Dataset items
>> Start
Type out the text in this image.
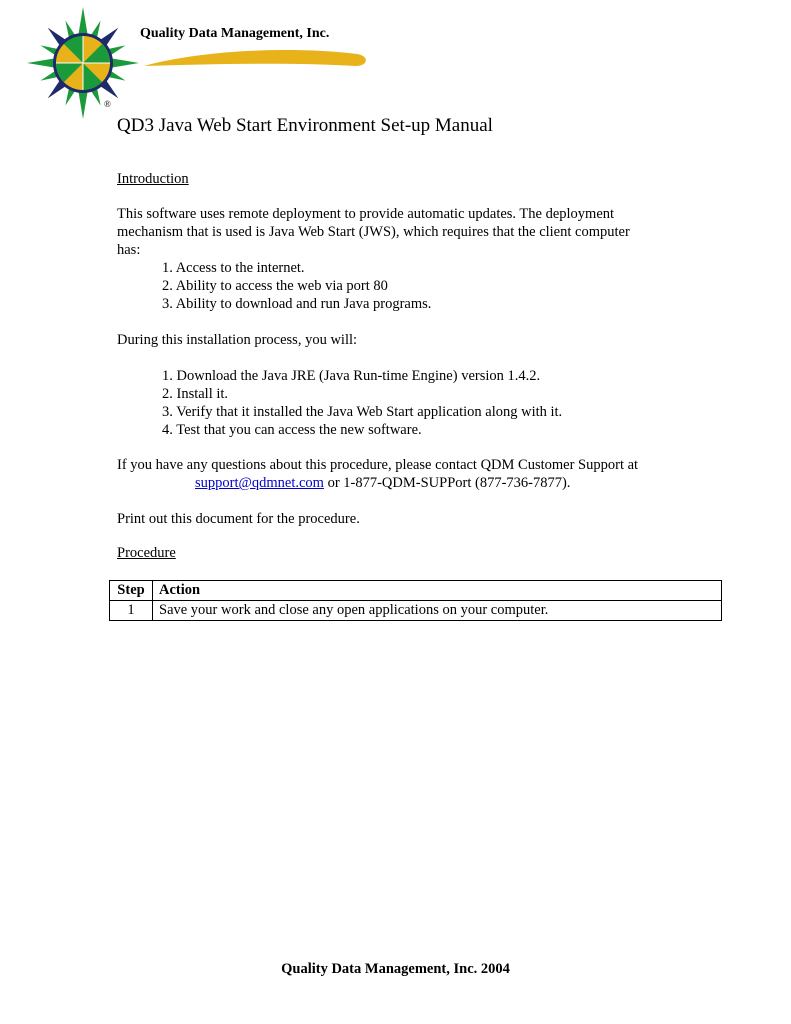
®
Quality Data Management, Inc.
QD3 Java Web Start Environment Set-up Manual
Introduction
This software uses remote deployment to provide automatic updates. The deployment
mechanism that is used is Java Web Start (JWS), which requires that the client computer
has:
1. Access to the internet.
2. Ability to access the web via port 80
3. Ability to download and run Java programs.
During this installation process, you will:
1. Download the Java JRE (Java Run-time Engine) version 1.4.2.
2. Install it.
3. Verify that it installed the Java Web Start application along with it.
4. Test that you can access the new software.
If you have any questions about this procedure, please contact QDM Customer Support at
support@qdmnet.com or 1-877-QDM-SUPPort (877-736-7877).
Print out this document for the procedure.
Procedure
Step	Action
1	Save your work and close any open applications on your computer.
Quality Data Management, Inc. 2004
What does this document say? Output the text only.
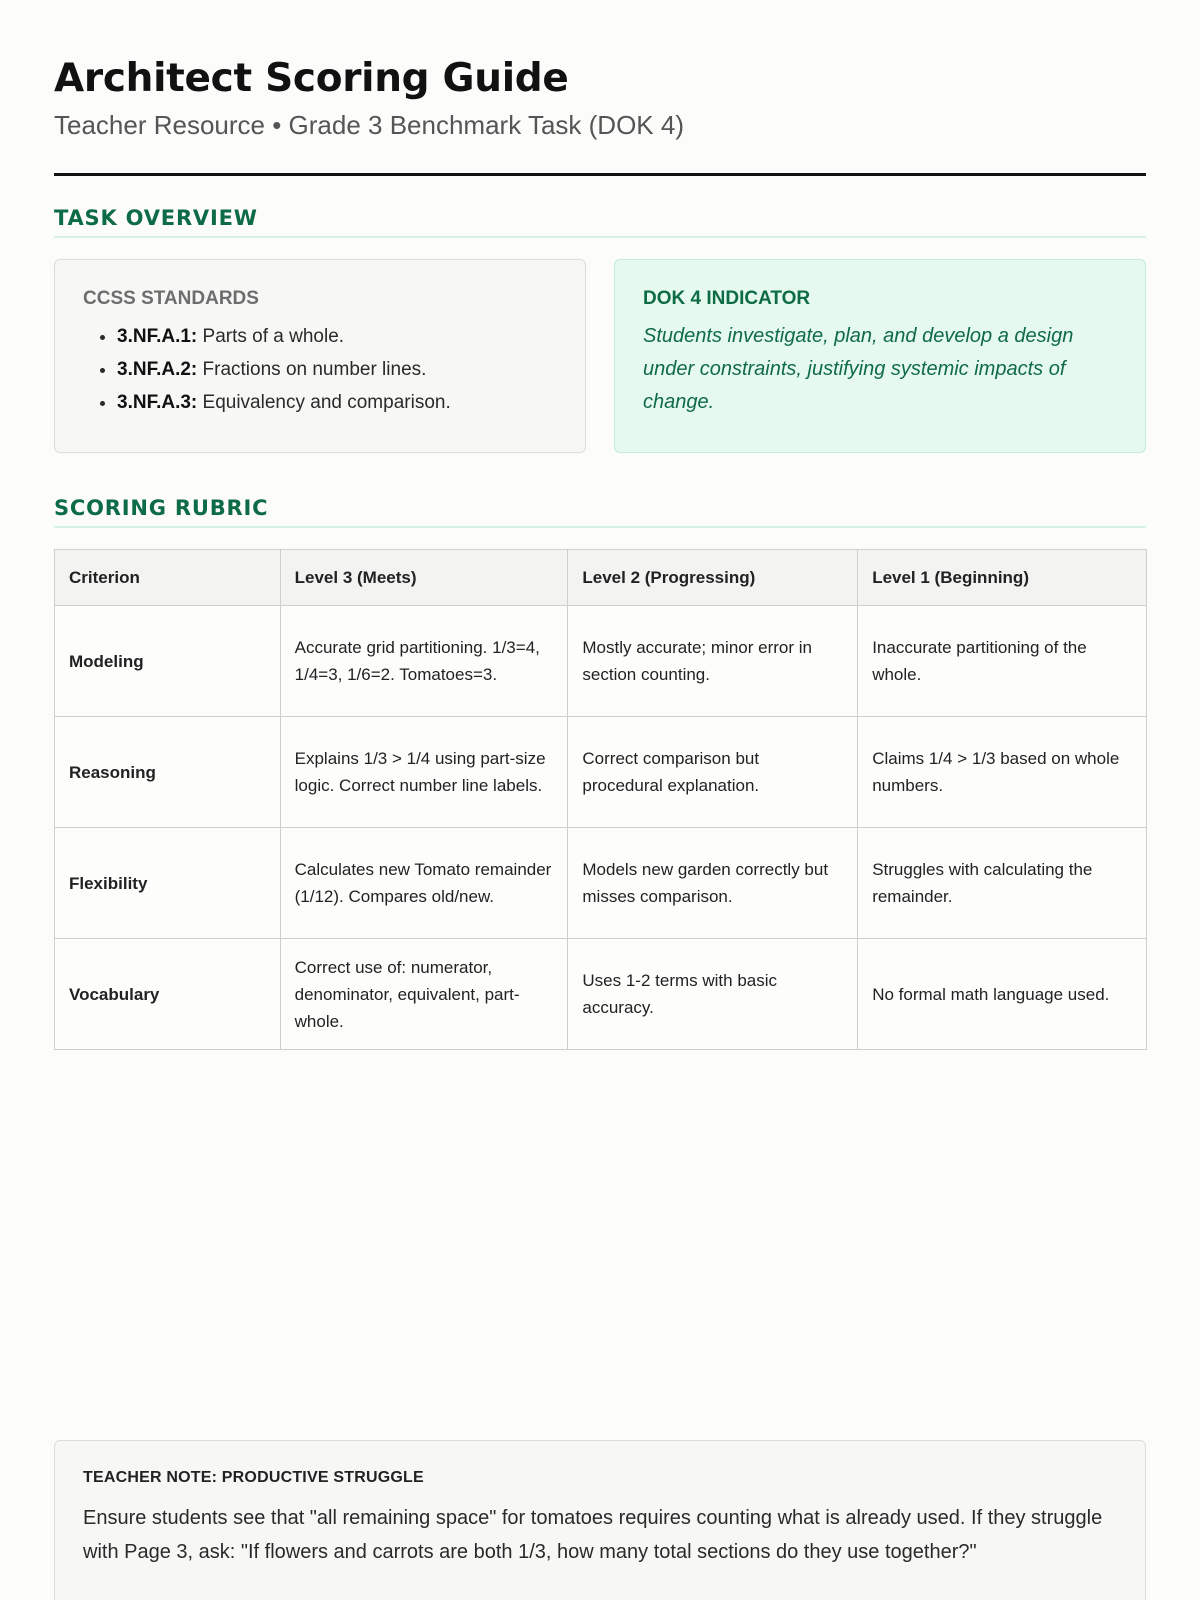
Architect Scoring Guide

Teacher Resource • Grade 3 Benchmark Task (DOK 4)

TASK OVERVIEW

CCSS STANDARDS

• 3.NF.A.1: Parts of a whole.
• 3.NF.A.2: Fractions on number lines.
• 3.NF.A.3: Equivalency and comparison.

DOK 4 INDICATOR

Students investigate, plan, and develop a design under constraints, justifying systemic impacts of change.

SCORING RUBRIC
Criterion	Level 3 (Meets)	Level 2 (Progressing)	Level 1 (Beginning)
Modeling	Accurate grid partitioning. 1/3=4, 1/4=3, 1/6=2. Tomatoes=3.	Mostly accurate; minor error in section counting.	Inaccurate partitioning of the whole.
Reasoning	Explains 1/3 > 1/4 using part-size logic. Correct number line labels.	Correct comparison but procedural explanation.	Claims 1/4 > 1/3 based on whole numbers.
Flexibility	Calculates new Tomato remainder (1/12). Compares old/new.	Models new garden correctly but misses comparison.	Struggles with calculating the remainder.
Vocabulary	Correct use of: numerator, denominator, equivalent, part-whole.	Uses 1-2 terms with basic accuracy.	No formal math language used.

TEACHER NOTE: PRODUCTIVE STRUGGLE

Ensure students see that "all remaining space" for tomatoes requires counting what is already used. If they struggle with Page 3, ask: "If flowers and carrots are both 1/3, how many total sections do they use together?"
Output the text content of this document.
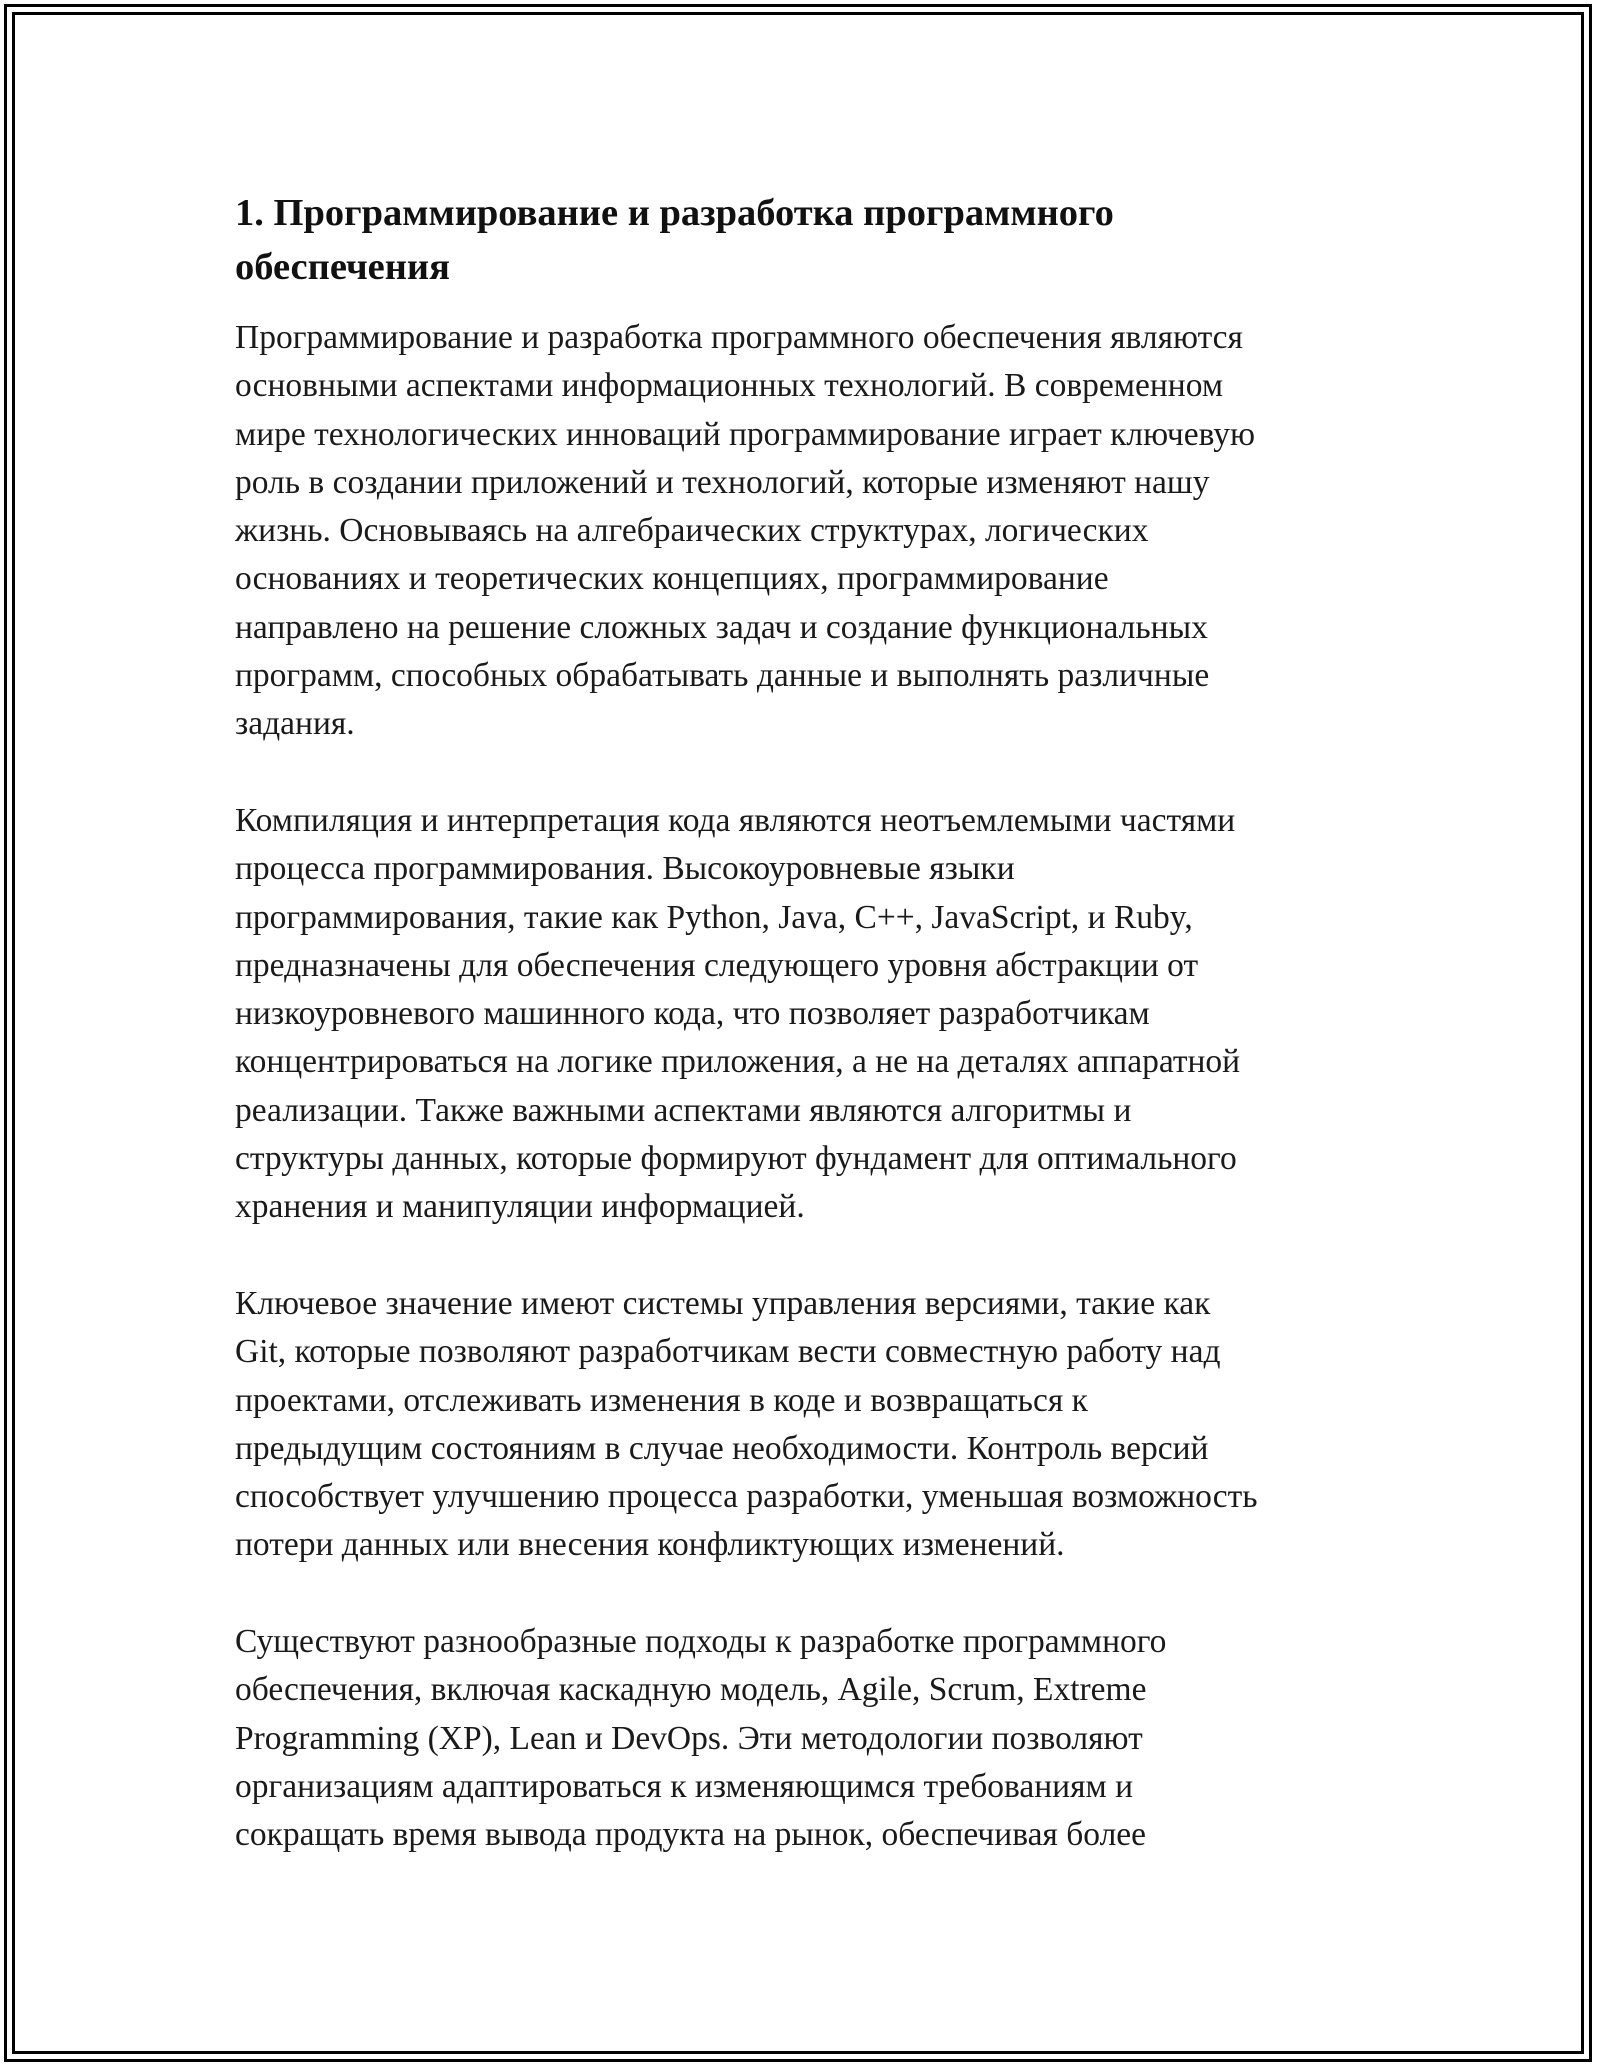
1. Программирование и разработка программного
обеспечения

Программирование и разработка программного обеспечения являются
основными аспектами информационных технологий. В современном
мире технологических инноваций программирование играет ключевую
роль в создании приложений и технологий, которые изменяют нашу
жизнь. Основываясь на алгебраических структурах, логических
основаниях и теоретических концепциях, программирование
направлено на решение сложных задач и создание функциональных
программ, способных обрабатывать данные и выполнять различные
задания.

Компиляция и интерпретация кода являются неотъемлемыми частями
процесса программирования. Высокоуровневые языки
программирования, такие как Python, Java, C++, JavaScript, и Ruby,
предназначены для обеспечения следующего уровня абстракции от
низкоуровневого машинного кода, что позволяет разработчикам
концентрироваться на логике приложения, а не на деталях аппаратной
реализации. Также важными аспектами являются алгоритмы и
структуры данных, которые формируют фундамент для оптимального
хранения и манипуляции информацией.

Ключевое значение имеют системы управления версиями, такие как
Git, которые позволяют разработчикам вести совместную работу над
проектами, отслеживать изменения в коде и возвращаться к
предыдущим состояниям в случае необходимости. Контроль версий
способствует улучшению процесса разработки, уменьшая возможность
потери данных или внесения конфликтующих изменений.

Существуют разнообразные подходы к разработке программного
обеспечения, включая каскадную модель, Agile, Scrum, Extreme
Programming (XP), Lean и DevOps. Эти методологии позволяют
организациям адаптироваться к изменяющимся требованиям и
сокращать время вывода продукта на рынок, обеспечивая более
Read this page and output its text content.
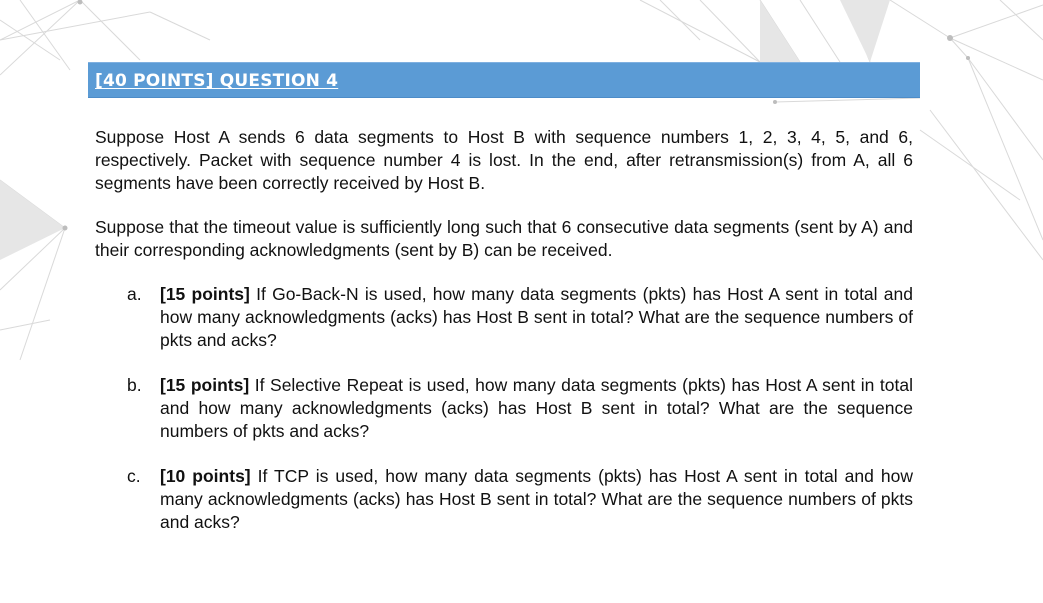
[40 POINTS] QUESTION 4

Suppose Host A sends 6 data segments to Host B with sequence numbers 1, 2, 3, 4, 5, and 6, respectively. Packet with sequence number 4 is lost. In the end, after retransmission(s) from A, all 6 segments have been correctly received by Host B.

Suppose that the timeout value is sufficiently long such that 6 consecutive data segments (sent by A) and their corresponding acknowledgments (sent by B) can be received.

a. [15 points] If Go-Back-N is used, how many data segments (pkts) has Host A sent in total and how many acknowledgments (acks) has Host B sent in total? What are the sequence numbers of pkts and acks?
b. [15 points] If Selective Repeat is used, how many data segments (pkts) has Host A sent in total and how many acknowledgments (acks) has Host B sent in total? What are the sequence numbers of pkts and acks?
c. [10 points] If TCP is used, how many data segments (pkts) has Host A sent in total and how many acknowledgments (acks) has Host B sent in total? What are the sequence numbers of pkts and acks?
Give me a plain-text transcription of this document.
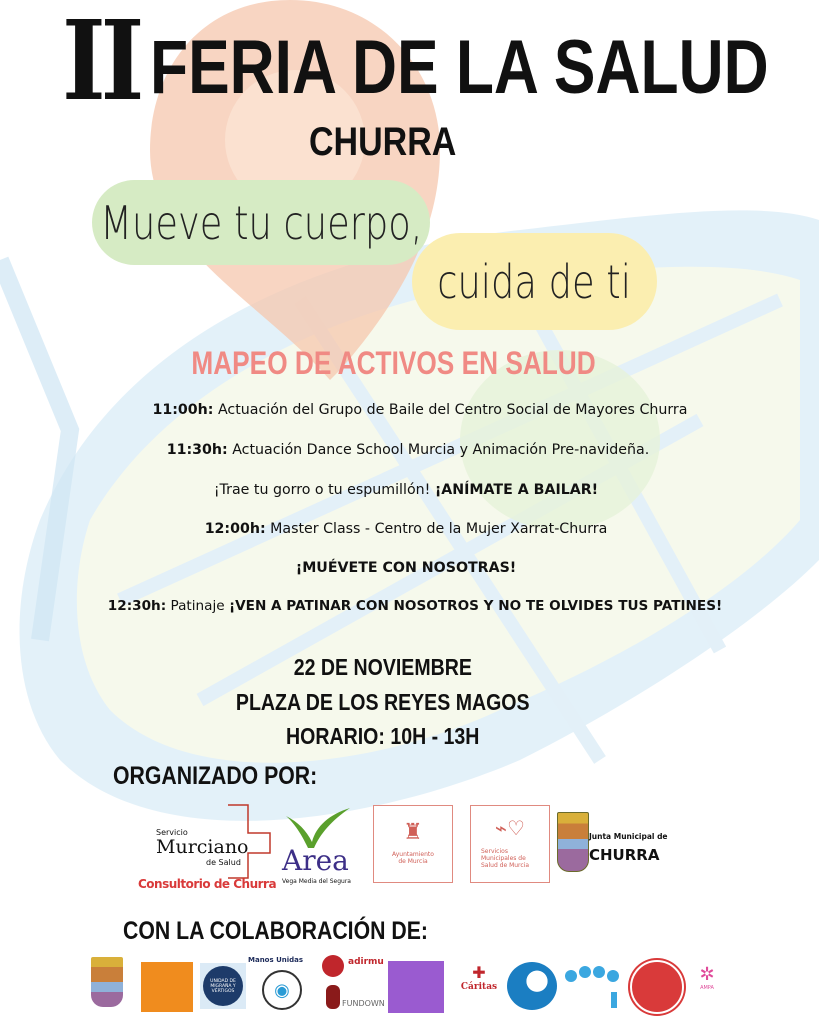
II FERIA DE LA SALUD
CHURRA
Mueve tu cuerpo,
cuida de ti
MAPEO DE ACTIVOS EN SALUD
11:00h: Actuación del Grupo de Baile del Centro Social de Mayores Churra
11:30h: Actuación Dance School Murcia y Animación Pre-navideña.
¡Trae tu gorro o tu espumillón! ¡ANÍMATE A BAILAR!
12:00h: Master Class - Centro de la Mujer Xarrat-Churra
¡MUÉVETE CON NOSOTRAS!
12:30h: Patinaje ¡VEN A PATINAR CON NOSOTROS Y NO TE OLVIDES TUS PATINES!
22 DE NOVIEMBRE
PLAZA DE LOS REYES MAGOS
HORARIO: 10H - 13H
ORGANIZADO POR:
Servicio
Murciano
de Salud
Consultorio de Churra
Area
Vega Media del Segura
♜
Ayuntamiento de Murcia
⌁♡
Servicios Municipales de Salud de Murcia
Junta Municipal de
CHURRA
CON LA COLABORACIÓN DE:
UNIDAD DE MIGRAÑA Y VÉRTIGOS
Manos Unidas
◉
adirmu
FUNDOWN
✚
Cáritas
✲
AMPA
>> End
■ WHAT THIS TASK INVOLVES ■
Among the entries above, identify all lines with "данных" and copy them.

■ FULL OUTPUT ■
структуры данных, которые формируют фундамент для оптимального
потери данных или внесения конфликтующих изменений.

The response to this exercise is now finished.